┌─ MATERIAL PROVIDED

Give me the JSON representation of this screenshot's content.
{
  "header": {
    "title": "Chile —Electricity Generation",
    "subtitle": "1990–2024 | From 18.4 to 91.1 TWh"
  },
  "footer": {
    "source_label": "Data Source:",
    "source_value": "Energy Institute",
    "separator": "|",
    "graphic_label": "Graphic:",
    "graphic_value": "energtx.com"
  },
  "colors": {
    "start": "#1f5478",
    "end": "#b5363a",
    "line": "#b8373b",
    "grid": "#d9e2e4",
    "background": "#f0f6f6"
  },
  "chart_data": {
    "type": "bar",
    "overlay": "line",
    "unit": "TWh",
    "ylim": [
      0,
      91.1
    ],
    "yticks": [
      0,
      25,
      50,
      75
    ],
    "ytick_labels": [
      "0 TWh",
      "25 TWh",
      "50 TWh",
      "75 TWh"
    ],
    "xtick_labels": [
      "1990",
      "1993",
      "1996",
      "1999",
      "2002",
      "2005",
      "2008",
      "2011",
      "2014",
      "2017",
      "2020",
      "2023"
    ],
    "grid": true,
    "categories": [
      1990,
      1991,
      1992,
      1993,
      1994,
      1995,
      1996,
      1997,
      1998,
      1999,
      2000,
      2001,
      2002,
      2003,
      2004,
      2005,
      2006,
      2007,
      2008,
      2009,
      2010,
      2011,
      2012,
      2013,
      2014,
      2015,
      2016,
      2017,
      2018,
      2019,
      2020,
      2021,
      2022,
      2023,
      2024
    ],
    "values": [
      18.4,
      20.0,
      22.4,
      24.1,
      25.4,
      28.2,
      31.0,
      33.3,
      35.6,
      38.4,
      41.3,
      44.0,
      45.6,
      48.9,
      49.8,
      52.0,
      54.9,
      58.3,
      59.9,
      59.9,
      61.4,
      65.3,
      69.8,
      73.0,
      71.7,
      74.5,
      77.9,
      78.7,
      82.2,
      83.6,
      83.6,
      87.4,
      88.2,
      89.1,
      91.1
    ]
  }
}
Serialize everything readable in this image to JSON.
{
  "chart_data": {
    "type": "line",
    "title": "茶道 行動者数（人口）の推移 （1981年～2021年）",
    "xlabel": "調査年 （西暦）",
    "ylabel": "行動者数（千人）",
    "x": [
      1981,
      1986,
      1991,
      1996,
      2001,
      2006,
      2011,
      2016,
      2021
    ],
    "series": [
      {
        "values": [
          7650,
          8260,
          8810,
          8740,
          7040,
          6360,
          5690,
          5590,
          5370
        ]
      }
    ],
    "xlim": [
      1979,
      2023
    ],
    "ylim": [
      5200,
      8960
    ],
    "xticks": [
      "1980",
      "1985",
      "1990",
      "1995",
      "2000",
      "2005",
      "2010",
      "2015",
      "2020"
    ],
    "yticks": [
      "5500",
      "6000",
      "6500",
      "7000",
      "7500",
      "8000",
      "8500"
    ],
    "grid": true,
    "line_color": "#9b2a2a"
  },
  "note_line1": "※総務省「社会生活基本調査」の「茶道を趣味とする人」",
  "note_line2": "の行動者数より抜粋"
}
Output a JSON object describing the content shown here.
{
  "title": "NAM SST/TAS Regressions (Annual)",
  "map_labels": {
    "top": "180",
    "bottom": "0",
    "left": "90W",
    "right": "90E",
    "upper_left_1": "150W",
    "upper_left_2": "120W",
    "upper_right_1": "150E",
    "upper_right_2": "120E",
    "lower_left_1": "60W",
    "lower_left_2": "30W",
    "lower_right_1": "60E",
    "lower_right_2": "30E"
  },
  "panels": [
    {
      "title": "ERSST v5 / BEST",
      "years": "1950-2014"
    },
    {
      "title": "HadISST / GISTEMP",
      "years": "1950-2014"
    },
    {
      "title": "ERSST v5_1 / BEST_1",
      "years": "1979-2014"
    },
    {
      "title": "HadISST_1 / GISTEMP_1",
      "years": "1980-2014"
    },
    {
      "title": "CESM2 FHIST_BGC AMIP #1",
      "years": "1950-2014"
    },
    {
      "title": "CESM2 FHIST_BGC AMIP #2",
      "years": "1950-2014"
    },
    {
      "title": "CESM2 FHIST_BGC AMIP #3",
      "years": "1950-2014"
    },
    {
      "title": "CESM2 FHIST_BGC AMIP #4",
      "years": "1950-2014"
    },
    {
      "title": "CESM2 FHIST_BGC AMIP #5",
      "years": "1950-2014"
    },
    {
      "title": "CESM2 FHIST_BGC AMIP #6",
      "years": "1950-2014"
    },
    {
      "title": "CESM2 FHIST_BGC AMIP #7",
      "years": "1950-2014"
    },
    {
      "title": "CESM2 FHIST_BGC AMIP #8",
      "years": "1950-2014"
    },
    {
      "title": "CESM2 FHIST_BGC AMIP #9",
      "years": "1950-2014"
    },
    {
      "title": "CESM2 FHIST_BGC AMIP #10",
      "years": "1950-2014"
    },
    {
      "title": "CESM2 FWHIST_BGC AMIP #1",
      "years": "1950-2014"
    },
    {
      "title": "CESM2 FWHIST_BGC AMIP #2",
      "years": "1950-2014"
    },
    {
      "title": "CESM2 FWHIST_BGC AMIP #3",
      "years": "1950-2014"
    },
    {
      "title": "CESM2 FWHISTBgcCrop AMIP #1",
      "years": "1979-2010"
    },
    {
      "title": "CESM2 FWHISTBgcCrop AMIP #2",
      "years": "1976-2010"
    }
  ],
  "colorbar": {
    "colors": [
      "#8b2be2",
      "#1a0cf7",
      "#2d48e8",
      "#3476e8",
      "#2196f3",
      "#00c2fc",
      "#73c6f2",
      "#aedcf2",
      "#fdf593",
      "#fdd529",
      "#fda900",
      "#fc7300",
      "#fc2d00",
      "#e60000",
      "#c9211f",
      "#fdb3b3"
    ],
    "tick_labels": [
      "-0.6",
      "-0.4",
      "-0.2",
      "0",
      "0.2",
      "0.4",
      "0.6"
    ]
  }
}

└─

### TASK TO CARRY OUT
Output every line above without altering anything.

### FINAL RESULT
Give me the JSON representation of this screenshot's content.
{
  "header": {
    "title": "Chile —Electricity Generation",
    "subtitle": "1990–2024 | From 18.4 to 91.1 TWh"
  },
  "footer": {
    "source_label": "Data Source:",
    "source_value": "Energy Institute",
    "separator": "|",
    "graphic_label": "Graphic:",
    "graphic_value": "energtx.com"
  },
  "colors": {
    "start": "#1f5478",
    "end": "#b5363a",
    "line": "#b8373b",
    "grid": "#d9e2e4",
    "background": "#f0f6f6"
  },
  "chart_data": {
    "type": "bar",
    "overlay": "line",
    "unit": "TWh",
    "ylim": [
      0,
      91.1
    ],
    "yticks": [
      0,
      25,
      50,
      75
    ],
    "ytick_labels": [
      "0 TWh",
      "25 TWh",
      "50 TWh",
      "75 TWh"
    ],
    "xtick_labels": [
      "1990",
      "1993",
      "1996",
      "1999",
      "2002",
      "2005",
      "2008",
      "2011",
      "2014",
      "2017",
      "2020",
      "2023"
    ],
    "grid": true,
    "categories": [
      1990,
      1991,
      1992,
      1993,
      1994,
      1995,
      1996,
      1997,
      1998,
      1999,
      2000,
      2001,
      2002,
      2003,
      2004,
      2005,
      2006,
      2007,
      2008,
      2009,
      2010,
      2011,
      2012,
      2013,
      2014,
      2015,
      2016,
      2017,
      2018,
      2019,
      2020,
      2021,
      2022,
      2023,
      2024
    ],
    "values": [
      18.4,
      20.0,
      22.4,
      24.1,
      25.4,
      28.2,
      31.0,
      33.3,
      35.6,
      38.4,
      41.3,
      44.0,
      45.6,
      48.9,
      49.8,
      52.0,
      54.9,
      58.3,
      59.9,
      59.9,
      61.4,
      65.3,
      69.8,
      73.0,
      71.7,
      74.5,
      77.9,
      78.7,
      82.2,
      83.6,
      83.6,
      87.4,
      88.2,
      89.1,
      91.1
    ]
  }
}
Serialize everything readable in this image to JSON.
{
  "chart_data": {
    "type": "line",
    "title": "茶道 行動者数（人口）の推移 （1981年～2021年）",
    "xlabel": "調査年 （西暦）",
    "ylabel": "行動者数（千人）",
    "x": [
      1981,
      1986,
      1991,
      1996,
      2001,
      2006,
      2011,
      2016,
      2021
    ],
    "series": [
      {
        "values": [
          7650,
          8260,
          8810,
          8740,
          7040,
          6360,
          5690,
          5590,
          5370
        ]
      }
    ],
    "xlim": [
      1979,
      2023
    ],
    "ylim": [
      5200,
      8960
    ],
    "xticks": [
      "1980",
      "1985",
      "1990",
      "1995",
      "2000",
      "2005",
      "2010",
      "2015",
      "2020"
    ],
    "yticks": [
      "5500",
      "6000",
      "6500",
      "7000",
      "7500",
      "8000",
      "8500"
    ],
    "grid": true,
    "line_color": "#9b2a2a"
  },
  "note_line1": "※総務省「社会生活基本調査」の「茶道を趣味とする人」",
  "note_line2": "の行動者数より抜粋"
}
Output a JSON object describing the content shown here.
{
  "title": "NAM SST/TAS Regressions (Annual)",
  "map_labels": {
    "top": "180",
    "bottom": "0",
    "left": "90W",
    "right": "90E",
    "upper_left_1": "150W",
    "upper_left_2": "120W",
    "upper_right_1": "150E",
    "upper_right_2": "120E",
    "lower_left_1": "60W",
    "lower_left_2": "30W",
    "lower_right_1": "60E",
    "lower_right_2": "30E"
  },
  "panels": [
    {
      "title": "ERSST v5 / BEST",
      "years": "1950-2014"
    },
    {
      "title": "HadISST / GISTEMP",
      "years": "1950-2014"
    },
    {
      "title": "ERSST v5_1 / BEST_1",
      "years": "1979-2014"
    },
    {
      "title": "HadISST_1 / GISTEMP_1",
      "years": "1980-2014"
    },
    {
      "title": "CESM2 FHIST_BGC AMIP #1",
      "years": "1950-2014"
    },
    {
      "title": "CESM2 FHIST_BGC AMIP #2",
      "years": "1950-2014"
    },
    {
      "title": "CESM2 FHIST_BGC AMIP #3",
      "years": "1950-2014"
    },
    {
      "title": "CESM2 FHIST_BGC AMIP #4",
      "years": "1950-2014"
    },
    {
      "title": "CESM2 FHIST_BGC AMIP #5",
      "years": "1950-2014"
    },
    {
      "title": "CESM2 FHIST_BGC AMIP #6",
      "years": "1950-2014"
    },
    {
      "title": "CESM2 FHIST_BGC AMIP #7",
      "years": "1950-2014"
    },
    {
      "title": "CESM2 FHIST_BGC AMIP #8",
      "years": "1950-2014"
    },
    {
      "title": "CESM2 FHIST_BGC AMIP #9",
      "years": "1950-2014"
    },
    {
      "title": "CESM2 FHIST_BGC AMIP #10",
      "years": "1950-2014"
    },
    {
      "title": "CESM2 FWHIST_BGC AMIP #1",
      "years": "1950-2014"
    },
    {
      "title": "CESM2 FWHIST_BGC AMIP #2",
      "years": "1950-2014"
    },
    {
      "title": "CESM2 FWHIST_BGC AMIP #3",
      "years": "1950-2014"
    },
    {
      "title": "CESM2 FWHISTBgcCrop AMIP #1",
      "years": "1979-2010"
    },
    {
      "title": "CESM2 FWHISTBgcCrop AMIP #2",
      "years": "1976-2010"
    }
  ],
  "colorbar": {
    "colors": [
      "#8b2be2",
      "#1a0cf7",
      "#2d48e8",
      "#3476e8",
      "#2196f3",
      "#00c2fc",
      "#73c6f2",
      "#aedcf2",
      "#fdf593",
      "#fdd529",
      "#fda900",
      "#fc7300",
      "#fc2d00",
      "#e60000",
      "#c9211f",
      "#fdb3b3"
    ],
    "tick_labels": [
      "-0.6",
      "-0.4",
      "-0.2",
      "0",
      "0.2",
      "0.4",
      "0.6"
    ]
  }
}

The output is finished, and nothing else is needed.